Required task
Pictures stay out of the copy; set down each line of the listing below exactly.
### Material for this exercise ###
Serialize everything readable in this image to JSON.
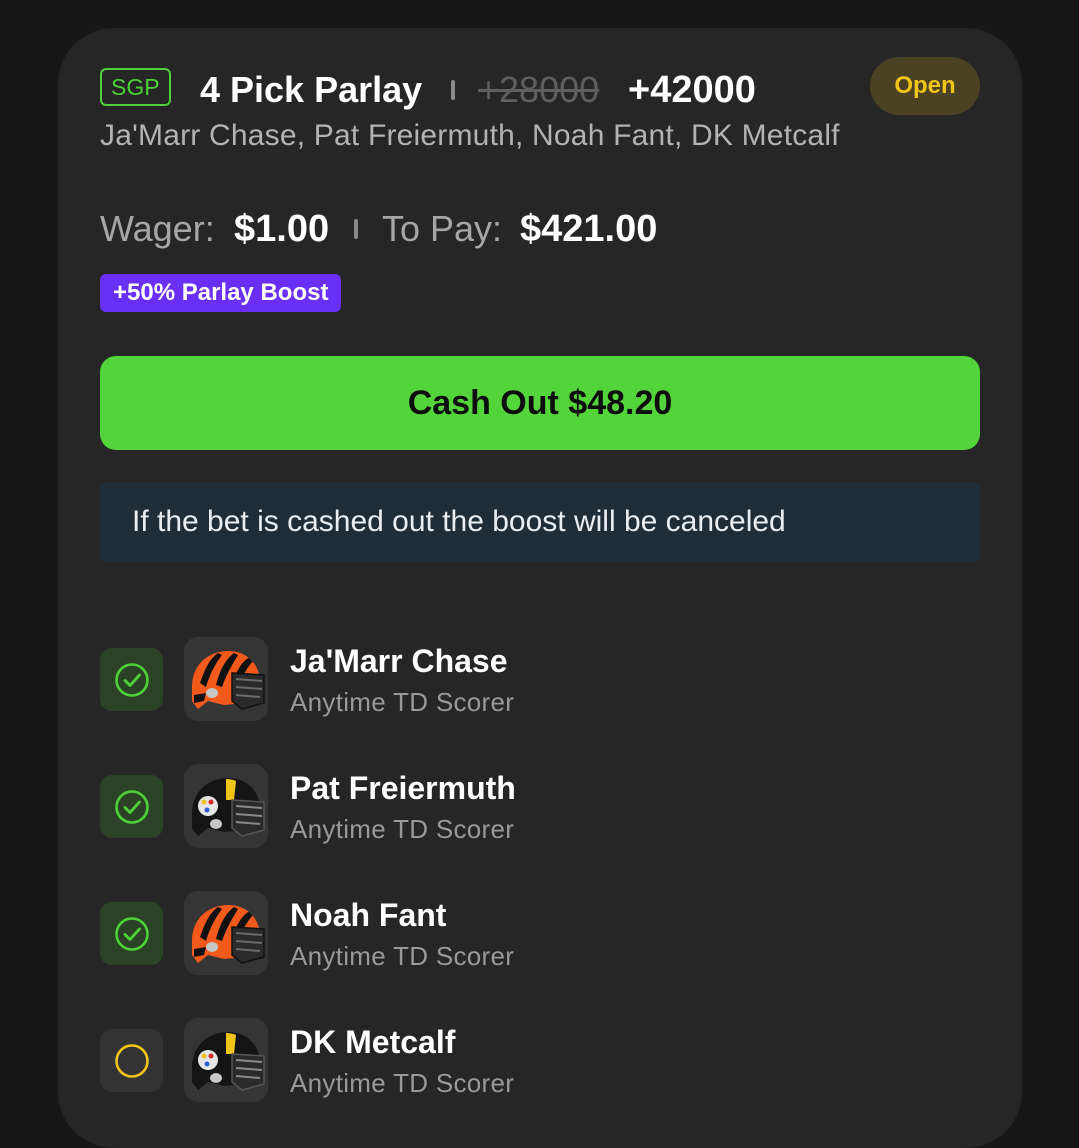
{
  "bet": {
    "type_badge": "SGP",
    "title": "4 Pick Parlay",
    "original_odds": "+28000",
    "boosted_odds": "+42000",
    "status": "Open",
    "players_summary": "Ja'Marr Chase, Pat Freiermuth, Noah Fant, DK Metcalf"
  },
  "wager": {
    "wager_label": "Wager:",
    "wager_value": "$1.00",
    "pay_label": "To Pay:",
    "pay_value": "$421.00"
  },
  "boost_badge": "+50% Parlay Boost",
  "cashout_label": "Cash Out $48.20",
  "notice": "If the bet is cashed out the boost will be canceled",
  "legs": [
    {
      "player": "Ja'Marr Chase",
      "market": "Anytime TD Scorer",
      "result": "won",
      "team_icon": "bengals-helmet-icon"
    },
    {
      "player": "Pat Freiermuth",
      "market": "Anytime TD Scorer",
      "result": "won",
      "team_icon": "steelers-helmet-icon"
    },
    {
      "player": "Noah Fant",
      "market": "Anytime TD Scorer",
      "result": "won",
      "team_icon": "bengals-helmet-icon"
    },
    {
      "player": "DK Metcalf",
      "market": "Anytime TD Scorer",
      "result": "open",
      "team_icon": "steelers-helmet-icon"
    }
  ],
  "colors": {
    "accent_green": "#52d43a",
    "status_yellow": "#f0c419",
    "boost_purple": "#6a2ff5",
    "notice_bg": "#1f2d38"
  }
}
###
Task result
Serialize everything readable in this image to JSON.
{
  "bet": {
    "type_badge": "SGP",
    "title": "4 Pick Parlay",
    "original_odds": "+28000",
    "boosted_odds": "+42000",
    "status": "Open",
    "players_summary": "Ja'Marr Chase, Pat Freiermuth, Noah Fant, DK Metcalf"
  },
  "wager": {
    "wager_label": "Wager:",
    "wager_value": "$1.00",
    "pay_label": "To Pay:",
    "pay_value": "$421.00"
  },
  "boost_badge": "+50% Parlay Boost",
  "cashout_label": "Cash Out $48.20",
  "notice": "If the bet is cashed out the boost will be canceled",
  "legs": [
    {
      "player": "Ja'Marr Chase",
      "market": "Anytime TD Scorer",
      "result": "won",
      "team_icon": "bengals-helmet-icon"
    },
    {
      "player": "Pat Freiermuth",
      "market": "Anytime TD Scorer",
      "result": "won",
      "team_icon": "steelers-helmet-icon"
    },
    {
      "player": "Noah Fant",
      "market": "Anytime TD Scorer",
      "result": "won",
      "team_icon": "bengals-helmet-icon"
    },
    {
      "player": "DK Metcalf",
      "market": "Anytime TD Scorer",
      "result": "open",
      "team_icon": "steelers-helmet-icon"
    }
  ],
  "colors": {
    "accent_green": "#52d43a",
    "status_yellow": "#f0c419",
    "boost_purple": "#6a2ff5",
    "notice_bg": "#1f2d38"
  }
}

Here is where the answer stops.